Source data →
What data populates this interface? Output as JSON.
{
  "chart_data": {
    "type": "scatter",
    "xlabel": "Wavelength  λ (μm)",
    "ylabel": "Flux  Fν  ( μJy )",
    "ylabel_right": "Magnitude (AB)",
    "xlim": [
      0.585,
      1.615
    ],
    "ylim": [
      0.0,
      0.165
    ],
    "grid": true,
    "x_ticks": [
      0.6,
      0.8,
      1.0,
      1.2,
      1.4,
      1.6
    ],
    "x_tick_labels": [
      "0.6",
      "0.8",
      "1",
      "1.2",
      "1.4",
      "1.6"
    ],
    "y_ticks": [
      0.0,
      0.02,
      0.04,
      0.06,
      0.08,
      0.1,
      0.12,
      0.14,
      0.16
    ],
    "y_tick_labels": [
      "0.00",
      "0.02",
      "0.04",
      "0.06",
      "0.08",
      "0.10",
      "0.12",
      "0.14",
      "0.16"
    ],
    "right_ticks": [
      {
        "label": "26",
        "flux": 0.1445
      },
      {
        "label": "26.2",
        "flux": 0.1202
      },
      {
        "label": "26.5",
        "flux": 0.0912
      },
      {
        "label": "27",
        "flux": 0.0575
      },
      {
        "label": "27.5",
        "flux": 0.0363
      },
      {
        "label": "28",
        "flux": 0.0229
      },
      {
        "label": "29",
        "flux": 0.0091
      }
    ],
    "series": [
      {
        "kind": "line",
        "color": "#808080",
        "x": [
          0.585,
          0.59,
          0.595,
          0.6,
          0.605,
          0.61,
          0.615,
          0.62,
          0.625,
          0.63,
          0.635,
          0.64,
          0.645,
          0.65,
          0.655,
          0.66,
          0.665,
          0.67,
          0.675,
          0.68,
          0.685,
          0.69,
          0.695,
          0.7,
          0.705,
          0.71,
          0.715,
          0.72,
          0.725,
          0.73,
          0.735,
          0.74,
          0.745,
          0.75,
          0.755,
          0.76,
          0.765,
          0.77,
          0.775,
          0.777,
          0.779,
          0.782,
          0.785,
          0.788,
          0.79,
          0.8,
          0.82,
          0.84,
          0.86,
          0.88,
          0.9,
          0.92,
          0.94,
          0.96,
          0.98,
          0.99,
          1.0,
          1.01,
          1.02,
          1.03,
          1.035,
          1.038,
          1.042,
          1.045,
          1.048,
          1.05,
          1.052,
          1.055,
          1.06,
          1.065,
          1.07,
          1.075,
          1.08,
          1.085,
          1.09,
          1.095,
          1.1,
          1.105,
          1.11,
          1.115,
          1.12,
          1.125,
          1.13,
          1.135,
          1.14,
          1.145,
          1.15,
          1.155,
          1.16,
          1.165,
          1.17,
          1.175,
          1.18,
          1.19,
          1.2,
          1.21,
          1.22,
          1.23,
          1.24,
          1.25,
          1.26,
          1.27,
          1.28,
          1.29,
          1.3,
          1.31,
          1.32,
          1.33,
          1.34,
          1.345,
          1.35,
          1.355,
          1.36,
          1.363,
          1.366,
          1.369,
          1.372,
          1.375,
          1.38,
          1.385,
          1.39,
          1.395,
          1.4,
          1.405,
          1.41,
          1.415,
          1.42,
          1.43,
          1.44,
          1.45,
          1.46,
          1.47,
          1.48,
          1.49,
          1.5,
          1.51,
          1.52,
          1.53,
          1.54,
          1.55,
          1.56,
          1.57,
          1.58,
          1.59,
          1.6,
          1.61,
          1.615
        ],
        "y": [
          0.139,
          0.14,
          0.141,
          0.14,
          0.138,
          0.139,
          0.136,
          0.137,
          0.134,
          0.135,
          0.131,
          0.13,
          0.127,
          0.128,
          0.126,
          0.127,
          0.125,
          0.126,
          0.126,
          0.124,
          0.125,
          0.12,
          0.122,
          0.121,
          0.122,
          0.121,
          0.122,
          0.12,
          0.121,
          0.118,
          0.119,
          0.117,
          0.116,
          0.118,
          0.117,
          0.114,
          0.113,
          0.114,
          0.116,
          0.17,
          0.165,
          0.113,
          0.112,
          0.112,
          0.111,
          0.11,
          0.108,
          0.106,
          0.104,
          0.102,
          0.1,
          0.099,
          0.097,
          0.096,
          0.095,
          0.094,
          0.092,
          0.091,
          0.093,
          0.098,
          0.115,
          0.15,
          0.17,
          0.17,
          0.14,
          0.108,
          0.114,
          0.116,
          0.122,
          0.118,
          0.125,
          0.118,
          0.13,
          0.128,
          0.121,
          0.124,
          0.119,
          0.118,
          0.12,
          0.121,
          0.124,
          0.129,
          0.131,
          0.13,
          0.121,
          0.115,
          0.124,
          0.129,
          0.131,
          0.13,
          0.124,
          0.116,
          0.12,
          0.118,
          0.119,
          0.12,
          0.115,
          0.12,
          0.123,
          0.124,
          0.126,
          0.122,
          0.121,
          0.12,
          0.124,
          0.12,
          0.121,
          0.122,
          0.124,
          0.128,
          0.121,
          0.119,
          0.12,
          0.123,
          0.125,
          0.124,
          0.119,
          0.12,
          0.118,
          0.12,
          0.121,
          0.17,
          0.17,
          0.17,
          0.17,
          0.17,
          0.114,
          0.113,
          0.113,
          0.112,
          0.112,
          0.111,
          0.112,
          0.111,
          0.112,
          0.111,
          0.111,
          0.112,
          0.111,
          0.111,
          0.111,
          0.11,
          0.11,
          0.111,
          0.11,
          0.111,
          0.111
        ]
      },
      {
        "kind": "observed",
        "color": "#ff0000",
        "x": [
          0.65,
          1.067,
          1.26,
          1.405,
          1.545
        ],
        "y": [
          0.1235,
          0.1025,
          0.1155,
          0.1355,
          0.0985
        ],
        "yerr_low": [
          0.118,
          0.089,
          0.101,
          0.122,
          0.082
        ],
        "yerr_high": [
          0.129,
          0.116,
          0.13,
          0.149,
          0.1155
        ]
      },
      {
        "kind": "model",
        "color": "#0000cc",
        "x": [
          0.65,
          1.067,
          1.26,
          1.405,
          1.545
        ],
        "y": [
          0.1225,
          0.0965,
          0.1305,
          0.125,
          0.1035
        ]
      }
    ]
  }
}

REQUEST → Reproduce the material above, every line of it, exactly.

SOLUTION FOR THIS TASK →
What data populates this interface? Output as JSON.
{
  "chart_data": {
    "type": "scatter",
    "xlabel": "Wavelength  λ (μm)",
    "ylabel": "Flux  Fν  ( μJy )",
    "ylabel_right": "Magnitude (AB)",
    "xlim": [
      0.585,
      1.615
    ],
    "ylim": [
      0.0,
      0.165
    ],
    "grid": true,
    "x_ticks": [
      0.6,
      0.8,
      1.0,
      1.2,
      1.4,
      1.6
    ],
    "x_tick_labels": [
      "0.6",
      "0.8",
      "1",
      "1.2",
      "1.4",
      "1.6"
    ],
    "y_ticks": [
      0.0,
      0.02,
      0.04,
      0.06,
      0.08,
      0.1,
      0.12,
      0.14,
      0.16
    ],
    "y_tick_labels": [
      "0.00",
      "0.02",
      "0.04",
      "0.06",
      "0.08",
      "0.10",
      "0.12",
      "0.14",
      "0.16"
    ],
    "right_ticks": [
      {
        "label": "26",
        "flux": 0.1445
      },
      {
        "label": "26.2",
        "flux": 0.1202
      },
      {
        "label": "26.5",
        "flux": 0.0912
      },
      {
        "label": "27",
        "flux": 0.0575
      },
      {
        "label": "27.5",
        "flux": 0.0363
      },
      {
        "label": "28",
        "flux": 0.0229
      },
      {
        "label": "29",
        "flux": 0.0091
      }
    ],
    "series": [
      {
        "kind": "line",
        "color": "#808080",
        "x": [
          0.585,
          0.59,
          0.595,
          0.6,
          0.605,
          0.61,
          0.615,
          0.62,
          0.625,
          0.63,
          0.635,
          0.64,
          0.645,
          0.65,
          0.655,
          0.66,
          0.665,
          0.67,
          0.675,
          0.68,
          0.685,
          0.69,
          0.695,
          0.7,
          0.705,
          0.71,
          0.715,
          0.72,
          0.725,
          0.73,
          0.735,
          0.74,
          0.745,
          0.75,
          0.755,
          0.76,
          0.765,
          0.77,
          0.775,
          0.777,
          0.779,
          0.782,
          0.785,
          0.788,
          0.79,
          0.8,
          0.82,
          0.84,
          0.86,
          0.88,
          0.9,
          0.92,
          0.94,
          0.96,
          0.98,
          0.99,
          1.0,
          1.01,
          1.02,
          1.03,
          1.035,
          1.038,
          1.042,
          1.045,
          1.048,
          1.05,
          1.052,
          1.055,
          1.06,
          1.065,
          1.07,
          1.075,
          1.08,
          1.085,
          1.09,
          1.095,
          1.1,
          1.105,
          1.11,
          1.115,
          1.12,
          1.125,
          1.13,
          1.135,
          1.14,
          1.145,
          1.15,
          1.155,
          1.16,
          1.165,
          1.17,
          1.175,
          1.18,
          1.19,
          1.2,
          1.21,
          1.22,
          1.23,
          1.24,
          1.25,
          1.26,
          1.27,
          1.28,
          1.29,
          1.3,
          1.31,
          1.32,
          1.33,
          1.34,
          1.345,
          1.35,
          1.355,
          1.36,
          1.363,
          1.366,
          1.369,
          1.372,
          1.375,
          1.38,
          1.385,
          1.39,
          1.395,
          1.4,
          1.405,
          1.41,
          1.415,
          1.42,
          1.43,
          1.44,
          1.45,
          1.46,
          1.47,
          1.48,
          1.49,
          1.5,
          1.51,
          1.52,
          1.53,
          1.54,
          1.55,
          1.56,
          1.57,
          1.58,
          1.59,
          1.6,
          1.61,
          1.615
        ],
        "y": [
          0.139,
          0.14,
          0.141,
          0.14,
          0.138,
          0.139,
          0.136,
          0.137,
          0.134,
          0.135,
          0.131,
          0.13,
          0.127,
          0.128,
          0.126,
          0.127,
          0.125,
          0.126,
          0.126,
          0.124,
          0.125,
          0.12,
          0.122,
          0.121,
          0.122,
          0.121,
          0.122,
          0.12,
          0.121,
          0.118,
          0.119,
          0.117,
          0.116,
          0.118,
          0.117,
          0.114,
          0.113,
          0.114,
          0.116,
          0.17,
          0.165,
          0.113,
          0.112,
          0.112,
          0.111,
          0.11,
          0.108,
          0.106,
          0.104,
          0.102,
          0.1,
          0.099,
          0.097,
          0.096,
          0.095,
          0.094,
          0.092,
          0.091,
          0.093,
          0.098,
          0.115,
          0.15,
          0.17,
          0.17,
          0.14,
          0.108,
          0.114,
          0.116,
          0.122,
          0.118,
          0.125,
          0.118,
          0.13,
          0.128,
          0.121,
          0.124,
          0.119,
          0.118,
          0.12,
          0.121,
          0.124,
          0.129,
          0.131,
          0.13,
          0.121,
          0.115,
          0.124,
          0.129,
          0.131,
          0.13,
          0.124,
          0.116,
          0.12,
          0.118,
          0.119,
          0.12,
          0.115,
          0.12,
          0.123,
          0.124,
          0.126,
          0.122,
          0.121,
          0.12,
          0.124,
          0.12,
          0.121,
          0.122,
          0.124,
          0.128,
          0.121,
          0.119,
          0.12,
          0.123,
          0.125,
          0.124,
          0.119,
          0.12,
          0.118,
          0.12,
          0.121,
          0.17,
          0.17,
          0.17,
          0.17,
          0.17,
          0.114,
          0.113,
          0.113,
          0.112,
          0.112,
          0.111,
          0.112,
          0.111,
          0.112,
          0.111,
          0.111,
          0.112,
          0.111,
          0.111,
          0.111,
          0.11,
          0.11,
          0.111,
          0.11,
          0.111,
          0.111
        ]
      },
      {
        "kind": "observed",
        "color": "#ff0000",
        "x": [
          0.65,
          1.067,
          1.26,
          1.405,
          1.545
        ],
        "y": [
          0.1235,
          0.1025,
          0.1155,
          0.1355,
          0.0985
        ],
        "yerr_low": [
          0.118,
          0.089,
          0.101,
          0.122,
          0.082
        ],
        "yerr_high": [
          0.129,
          0.116,
          0.13,
          0.149,
          0.1155
        ]
      },
      {
        "kind": "model",
        "color": "#0000cc",
        "x": [
          0.65,
          1.067,
          1.26,
          1.405,
          1.545
        ],
        "y": [
          0.1225,
          0.0965,
          0.1305,
          0.125,
          0.1035
        ]
      }
    ]
  }
}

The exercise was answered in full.